◆ GIVEN DATA:
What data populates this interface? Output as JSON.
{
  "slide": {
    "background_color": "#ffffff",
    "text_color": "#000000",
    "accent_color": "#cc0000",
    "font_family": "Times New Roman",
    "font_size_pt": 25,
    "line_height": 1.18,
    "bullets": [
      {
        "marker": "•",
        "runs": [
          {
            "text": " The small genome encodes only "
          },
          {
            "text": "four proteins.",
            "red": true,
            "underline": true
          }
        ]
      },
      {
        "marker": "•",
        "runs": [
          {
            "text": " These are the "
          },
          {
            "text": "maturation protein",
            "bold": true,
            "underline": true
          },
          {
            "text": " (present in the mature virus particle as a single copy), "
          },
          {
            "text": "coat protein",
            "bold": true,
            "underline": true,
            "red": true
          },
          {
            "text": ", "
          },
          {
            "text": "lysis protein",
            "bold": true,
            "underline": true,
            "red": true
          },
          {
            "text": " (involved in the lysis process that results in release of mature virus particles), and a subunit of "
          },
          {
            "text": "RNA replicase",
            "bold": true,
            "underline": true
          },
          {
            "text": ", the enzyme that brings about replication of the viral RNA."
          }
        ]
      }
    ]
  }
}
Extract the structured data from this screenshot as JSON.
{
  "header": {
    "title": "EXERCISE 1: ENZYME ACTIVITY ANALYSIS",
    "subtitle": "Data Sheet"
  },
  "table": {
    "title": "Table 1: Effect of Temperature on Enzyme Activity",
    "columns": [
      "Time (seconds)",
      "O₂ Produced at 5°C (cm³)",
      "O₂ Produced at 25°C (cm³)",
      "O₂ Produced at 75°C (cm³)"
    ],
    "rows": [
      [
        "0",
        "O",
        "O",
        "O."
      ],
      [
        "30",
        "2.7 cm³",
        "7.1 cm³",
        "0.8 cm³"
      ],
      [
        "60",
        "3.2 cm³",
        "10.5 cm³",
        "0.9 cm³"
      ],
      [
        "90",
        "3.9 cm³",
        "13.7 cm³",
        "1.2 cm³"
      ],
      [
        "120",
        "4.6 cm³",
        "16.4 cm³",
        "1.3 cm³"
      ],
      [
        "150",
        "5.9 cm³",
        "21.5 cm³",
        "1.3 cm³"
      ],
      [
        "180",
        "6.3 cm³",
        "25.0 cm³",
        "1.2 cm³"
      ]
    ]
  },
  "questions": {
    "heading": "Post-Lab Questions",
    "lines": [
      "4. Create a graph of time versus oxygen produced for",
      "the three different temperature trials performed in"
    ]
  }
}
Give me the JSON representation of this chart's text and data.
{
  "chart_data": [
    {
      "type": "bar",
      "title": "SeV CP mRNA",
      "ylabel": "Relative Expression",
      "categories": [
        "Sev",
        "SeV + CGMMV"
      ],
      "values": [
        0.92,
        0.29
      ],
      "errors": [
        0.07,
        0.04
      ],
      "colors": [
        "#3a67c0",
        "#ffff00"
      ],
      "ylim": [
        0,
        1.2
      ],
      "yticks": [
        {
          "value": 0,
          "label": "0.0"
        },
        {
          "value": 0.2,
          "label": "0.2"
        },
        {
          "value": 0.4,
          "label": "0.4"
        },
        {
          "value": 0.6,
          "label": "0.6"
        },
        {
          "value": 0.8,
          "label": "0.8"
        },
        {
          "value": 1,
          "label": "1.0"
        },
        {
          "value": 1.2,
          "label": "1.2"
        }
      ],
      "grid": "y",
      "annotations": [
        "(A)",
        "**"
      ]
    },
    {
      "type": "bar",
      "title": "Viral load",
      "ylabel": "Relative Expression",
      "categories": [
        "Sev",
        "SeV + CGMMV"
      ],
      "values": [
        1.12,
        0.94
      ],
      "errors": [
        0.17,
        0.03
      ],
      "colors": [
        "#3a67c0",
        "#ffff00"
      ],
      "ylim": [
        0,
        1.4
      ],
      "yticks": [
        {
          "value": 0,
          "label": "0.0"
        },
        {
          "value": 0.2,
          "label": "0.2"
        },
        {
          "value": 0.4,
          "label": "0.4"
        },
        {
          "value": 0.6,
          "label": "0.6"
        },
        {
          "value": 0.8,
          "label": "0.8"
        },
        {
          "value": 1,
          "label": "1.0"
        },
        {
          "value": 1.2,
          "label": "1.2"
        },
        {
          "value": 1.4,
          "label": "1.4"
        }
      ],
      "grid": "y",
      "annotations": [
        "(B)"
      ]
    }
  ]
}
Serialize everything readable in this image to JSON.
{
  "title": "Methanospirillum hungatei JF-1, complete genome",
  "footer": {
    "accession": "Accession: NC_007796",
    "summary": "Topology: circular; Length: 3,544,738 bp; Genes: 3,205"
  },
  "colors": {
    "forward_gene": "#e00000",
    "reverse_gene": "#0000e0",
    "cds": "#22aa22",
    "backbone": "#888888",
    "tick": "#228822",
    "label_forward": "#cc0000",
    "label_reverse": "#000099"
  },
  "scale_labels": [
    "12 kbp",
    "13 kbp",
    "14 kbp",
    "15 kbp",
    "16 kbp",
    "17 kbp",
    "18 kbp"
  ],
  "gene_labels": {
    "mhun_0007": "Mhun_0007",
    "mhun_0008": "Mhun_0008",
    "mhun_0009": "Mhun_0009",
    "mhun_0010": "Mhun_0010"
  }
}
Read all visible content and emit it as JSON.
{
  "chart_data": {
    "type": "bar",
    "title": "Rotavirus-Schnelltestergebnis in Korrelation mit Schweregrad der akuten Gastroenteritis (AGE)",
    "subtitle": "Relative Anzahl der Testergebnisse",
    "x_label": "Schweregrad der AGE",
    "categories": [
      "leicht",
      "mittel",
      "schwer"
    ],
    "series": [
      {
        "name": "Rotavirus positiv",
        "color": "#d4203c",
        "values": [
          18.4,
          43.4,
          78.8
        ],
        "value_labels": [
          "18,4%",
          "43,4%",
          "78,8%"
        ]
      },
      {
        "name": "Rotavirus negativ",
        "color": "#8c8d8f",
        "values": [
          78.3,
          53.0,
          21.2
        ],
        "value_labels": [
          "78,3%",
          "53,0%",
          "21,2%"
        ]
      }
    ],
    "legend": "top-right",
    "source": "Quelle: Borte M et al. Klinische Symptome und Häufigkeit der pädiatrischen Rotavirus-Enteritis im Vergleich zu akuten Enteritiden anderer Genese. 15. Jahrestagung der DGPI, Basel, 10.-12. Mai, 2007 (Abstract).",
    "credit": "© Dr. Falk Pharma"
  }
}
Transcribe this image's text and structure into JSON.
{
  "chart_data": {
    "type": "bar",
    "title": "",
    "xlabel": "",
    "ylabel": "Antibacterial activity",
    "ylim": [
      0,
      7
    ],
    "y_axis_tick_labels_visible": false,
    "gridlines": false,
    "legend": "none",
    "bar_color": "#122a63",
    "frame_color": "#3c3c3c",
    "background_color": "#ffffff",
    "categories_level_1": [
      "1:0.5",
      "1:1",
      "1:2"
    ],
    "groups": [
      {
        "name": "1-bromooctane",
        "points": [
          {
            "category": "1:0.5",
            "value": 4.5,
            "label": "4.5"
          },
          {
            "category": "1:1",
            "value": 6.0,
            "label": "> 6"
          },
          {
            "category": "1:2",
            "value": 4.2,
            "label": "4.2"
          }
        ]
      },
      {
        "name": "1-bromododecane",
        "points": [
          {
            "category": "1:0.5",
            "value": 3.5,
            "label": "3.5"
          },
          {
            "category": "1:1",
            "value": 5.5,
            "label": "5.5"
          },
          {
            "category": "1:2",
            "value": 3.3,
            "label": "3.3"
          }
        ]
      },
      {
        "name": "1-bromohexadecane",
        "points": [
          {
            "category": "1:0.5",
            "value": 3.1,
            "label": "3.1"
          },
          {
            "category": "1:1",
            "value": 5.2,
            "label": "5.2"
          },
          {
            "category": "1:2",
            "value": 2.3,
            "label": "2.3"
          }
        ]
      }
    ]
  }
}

◆ WHAT YOU WILL DO:
Pull each line containing the word "that" out of the data above.

◆ RESULT:
            "text": " (involved in the lysis process that results in release of mature virus particles), and a subunit of "
            "text": ", the enzyme that brings about replication of the viral RNA."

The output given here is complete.